Copy, from the entries below, each line in which the string "Direction" appears.

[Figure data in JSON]
┄┄┄┄┄┄┄┄┄┄┄┄┄┄┄┄┄┄┄┄

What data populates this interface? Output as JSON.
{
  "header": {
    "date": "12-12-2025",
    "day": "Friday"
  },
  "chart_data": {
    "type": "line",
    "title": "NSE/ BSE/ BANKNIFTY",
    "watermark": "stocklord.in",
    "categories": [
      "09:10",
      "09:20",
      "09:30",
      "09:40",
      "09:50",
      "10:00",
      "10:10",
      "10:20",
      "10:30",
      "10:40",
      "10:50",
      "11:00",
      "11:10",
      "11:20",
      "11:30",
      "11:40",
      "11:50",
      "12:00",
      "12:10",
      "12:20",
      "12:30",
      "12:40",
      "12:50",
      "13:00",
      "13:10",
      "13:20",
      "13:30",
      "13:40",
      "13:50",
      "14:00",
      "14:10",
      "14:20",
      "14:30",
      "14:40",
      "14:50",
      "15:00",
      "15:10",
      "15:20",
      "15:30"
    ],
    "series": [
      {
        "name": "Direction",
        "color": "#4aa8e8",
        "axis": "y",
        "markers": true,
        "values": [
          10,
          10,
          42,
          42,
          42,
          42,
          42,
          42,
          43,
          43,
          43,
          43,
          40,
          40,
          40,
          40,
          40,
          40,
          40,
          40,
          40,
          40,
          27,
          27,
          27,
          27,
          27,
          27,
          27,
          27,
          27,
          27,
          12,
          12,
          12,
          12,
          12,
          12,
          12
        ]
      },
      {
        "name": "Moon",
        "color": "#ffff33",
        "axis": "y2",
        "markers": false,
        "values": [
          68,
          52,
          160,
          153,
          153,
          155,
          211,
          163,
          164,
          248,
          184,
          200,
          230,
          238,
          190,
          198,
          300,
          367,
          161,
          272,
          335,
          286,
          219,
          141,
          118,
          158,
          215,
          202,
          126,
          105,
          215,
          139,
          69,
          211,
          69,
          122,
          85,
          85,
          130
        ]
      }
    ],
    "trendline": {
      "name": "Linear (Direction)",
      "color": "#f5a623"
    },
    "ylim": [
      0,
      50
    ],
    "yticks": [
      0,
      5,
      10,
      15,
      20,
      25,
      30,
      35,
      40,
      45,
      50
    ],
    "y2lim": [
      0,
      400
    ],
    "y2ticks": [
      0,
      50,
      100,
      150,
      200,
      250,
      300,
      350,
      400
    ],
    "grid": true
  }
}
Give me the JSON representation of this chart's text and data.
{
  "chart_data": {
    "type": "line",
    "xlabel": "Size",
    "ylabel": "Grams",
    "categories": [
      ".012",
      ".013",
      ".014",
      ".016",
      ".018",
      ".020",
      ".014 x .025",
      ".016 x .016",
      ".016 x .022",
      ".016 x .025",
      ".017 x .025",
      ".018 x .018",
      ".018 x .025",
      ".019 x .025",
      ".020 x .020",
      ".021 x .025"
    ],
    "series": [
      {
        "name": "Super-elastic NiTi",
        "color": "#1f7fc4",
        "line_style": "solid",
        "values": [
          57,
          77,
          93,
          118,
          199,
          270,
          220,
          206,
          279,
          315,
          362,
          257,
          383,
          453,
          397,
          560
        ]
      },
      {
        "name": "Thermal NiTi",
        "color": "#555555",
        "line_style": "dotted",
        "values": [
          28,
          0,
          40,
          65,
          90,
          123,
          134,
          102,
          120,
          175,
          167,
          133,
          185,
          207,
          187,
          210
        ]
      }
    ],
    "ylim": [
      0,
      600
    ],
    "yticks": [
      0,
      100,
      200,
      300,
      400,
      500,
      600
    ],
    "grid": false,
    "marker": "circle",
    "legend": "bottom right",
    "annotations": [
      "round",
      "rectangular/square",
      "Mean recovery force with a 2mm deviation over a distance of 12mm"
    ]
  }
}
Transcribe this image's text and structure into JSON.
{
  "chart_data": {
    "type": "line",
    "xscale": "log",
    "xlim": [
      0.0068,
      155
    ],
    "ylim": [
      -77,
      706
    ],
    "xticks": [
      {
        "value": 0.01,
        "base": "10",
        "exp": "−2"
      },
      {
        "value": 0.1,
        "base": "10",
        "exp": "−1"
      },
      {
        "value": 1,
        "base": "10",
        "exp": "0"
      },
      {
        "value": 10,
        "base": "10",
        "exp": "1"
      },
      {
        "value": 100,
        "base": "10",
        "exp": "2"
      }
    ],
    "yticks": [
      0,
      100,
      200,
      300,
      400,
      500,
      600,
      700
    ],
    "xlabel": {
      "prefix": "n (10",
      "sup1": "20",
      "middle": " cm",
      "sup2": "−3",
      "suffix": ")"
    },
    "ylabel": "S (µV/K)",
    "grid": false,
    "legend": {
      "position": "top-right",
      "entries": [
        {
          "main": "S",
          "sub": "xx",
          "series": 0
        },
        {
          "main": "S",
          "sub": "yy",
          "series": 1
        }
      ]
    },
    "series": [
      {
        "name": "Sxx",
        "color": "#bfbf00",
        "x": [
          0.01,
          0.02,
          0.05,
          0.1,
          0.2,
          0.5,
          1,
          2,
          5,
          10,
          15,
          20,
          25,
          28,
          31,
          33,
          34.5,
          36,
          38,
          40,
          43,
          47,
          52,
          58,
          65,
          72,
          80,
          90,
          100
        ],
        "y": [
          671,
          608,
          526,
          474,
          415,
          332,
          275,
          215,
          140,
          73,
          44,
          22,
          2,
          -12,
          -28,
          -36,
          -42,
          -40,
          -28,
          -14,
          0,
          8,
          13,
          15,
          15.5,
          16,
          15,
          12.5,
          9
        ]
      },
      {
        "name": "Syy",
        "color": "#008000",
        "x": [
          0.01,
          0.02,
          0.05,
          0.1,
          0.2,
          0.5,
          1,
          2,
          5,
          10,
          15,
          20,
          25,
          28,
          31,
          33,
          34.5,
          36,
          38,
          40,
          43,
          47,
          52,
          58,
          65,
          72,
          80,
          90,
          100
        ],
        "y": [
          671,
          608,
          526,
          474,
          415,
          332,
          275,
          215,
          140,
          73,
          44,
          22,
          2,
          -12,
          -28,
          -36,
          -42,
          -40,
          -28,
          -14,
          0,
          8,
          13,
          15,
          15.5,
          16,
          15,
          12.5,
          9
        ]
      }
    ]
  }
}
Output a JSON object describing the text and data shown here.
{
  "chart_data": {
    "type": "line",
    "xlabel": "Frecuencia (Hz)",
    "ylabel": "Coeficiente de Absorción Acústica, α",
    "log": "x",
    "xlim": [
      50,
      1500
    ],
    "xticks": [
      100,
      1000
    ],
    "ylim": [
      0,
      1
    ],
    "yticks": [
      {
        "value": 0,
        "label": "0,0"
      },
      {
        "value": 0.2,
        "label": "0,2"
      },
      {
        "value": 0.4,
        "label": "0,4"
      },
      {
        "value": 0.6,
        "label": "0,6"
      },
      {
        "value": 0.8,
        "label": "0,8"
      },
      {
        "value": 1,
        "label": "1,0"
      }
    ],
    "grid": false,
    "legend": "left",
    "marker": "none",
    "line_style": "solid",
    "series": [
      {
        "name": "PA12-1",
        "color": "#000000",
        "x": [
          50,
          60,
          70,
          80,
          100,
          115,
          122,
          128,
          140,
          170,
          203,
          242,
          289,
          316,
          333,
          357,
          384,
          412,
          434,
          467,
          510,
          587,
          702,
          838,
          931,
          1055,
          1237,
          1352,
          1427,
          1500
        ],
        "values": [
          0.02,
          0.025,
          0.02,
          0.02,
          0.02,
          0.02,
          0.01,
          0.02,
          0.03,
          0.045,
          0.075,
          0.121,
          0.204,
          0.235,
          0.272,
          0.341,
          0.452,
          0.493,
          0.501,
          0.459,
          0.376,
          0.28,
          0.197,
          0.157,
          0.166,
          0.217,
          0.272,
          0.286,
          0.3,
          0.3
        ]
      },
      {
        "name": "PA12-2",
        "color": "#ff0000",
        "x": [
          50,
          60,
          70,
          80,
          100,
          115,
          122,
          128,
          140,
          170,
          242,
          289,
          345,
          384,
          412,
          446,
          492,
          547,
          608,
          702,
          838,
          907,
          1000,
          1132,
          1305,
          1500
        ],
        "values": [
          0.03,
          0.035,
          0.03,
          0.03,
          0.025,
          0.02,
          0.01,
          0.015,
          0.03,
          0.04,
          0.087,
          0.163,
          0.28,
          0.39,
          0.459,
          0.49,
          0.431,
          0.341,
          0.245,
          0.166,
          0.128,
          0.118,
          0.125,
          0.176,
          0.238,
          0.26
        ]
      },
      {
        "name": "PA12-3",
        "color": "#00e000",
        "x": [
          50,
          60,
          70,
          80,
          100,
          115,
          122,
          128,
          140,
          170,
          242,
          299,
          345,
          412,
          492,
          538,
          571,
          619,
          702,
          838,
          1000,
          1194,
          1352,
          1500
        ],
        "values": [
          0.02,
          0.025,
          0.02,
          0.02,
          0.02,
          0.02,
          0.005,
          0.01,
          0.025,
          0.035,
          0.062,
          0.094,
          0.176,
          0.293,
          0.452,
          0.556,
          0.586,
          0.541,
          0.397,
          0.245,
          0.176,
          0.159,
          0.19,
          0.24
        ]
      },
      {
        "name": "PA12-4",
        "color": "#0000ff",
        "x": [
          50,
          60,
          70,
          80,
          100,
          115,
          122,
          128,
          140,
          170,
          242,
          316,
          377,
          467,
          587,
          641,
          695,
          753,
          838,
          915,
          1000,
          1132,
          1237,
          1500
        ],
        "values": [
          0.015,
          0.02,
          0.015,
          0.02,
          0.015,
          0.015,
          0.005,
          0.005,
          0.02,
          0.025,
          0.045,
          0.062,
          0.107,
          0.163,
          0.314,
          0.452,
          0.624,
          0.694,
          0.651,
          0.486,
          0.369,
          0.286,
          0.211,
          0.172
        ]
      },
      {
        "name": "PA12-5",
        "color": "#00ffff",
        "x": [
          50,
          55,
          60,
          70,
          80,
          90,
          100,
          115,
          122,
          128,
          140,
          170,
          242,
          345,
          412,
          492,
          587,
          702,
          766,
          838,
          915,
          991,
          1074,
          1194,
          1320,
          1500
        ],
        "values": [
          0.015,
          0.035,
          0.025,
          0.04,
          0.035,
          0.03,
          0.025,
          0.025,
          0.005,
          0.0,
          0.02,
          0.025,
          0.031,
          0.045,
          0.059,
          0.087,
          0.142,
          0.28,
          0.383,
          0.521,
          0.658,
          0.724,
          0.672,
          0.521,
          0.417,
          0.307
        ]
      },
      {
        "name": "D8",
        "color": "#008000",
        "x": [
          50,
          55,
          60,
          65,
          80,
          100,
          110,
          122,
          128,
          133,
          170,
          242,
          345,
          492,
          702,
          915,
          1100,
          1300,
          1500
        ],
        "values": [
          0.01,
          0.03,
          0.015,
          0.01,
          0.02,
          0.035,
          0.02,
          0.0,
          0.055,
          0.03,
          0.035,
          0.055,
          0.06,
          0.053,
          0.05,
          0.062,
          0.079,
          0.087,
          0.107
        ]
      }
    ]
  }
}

┄┄┄┄┄┄┄┄┄┄┄┄┄┄┄┄┄┄┄┄

Task answer —
        "name": "Direction",
      "name": "Linear (Direction)",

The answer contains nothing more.